[begin RECORDS FOR THE EXERCISE]

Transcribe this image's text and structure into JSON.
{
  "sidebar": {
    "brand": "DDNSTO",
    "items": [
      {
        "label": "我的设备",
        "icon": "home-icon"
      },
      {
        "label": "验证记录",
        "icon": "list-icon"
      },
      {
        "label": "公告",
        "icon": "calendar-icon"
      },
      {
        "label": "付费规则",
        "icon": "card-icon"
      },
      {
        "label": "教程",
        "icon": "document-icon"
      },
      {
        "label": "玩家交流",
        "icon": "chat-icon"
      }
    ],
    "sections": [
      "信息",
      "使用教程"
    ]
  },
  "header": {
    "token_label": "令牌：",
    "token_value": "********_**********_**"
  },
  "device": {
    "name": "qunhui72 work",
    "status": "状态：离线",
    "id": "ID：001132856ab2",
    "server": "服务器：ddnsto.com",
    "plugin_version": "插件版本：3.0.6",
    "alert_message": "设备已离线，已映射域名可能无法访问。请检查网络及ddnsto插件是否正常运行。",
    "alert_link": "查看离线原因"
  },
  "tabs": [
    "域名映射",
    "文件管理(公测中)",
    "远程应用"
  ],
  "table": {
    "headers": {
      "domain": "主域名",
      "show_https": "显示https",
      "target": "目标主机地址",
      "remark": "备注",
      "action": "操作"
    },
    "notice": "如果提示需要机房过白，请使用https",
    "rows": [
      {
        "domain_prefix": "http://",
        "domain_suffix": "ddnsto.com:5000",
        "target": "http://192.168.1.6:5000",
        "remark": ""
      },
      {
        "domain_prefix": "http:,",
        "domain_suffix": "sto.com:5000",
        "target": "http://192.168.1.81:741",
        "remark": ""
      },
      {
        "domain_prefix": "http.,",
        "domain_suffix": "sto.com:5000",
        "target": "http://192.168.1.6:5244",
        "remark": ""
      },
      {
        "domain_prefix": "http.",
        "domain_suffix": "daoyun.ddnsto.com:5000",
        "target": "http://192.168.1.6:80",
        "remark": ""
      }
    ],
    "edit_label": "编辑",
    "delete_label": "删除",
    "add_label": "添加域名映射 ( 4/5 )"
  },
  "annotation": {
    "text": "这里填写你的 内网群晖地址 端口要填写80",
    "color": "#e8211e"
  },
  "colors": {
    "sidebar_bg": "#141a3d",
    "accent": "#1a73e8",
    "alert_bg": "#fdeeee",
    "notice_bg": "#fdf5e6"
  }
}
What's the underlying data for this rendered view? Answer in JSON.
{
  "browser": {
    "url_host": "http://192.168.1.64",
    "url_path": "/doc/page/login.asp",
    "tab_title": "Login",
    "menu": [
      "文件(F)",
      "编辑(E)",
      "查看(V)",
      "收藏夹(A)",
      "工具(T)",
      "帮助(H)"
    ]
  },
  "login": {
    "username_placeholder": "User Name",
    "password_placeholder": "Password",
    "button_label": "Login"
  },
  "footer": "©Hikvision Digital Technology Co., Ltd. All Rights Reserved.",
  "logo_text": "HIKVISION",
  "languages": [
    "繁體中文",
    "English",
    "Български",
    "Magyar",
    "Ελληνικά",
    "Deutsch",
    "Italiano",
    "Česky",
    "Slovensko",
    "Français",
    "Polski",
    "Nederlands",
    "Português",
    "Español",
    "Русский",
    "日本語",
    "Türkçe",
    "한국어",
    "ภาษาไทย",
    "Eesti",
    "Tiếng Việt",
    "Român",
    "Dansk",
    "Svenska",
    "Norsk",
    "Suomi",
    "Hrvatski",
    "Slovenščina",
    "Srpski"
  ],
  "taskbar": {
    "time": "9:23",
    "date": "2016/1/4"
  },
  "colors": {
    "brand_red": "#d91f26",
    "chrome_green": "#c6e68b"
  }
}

[end RECORDS FOR THE EXERCISE]

» **WHAT TO PRODUCE**
Pick out each line in the material containing "JSON".

» **WORKED SOLUTION**
Transcribe this image's text and structure into JSON.
What's the underlying data for this rendered view? Answer in JSON.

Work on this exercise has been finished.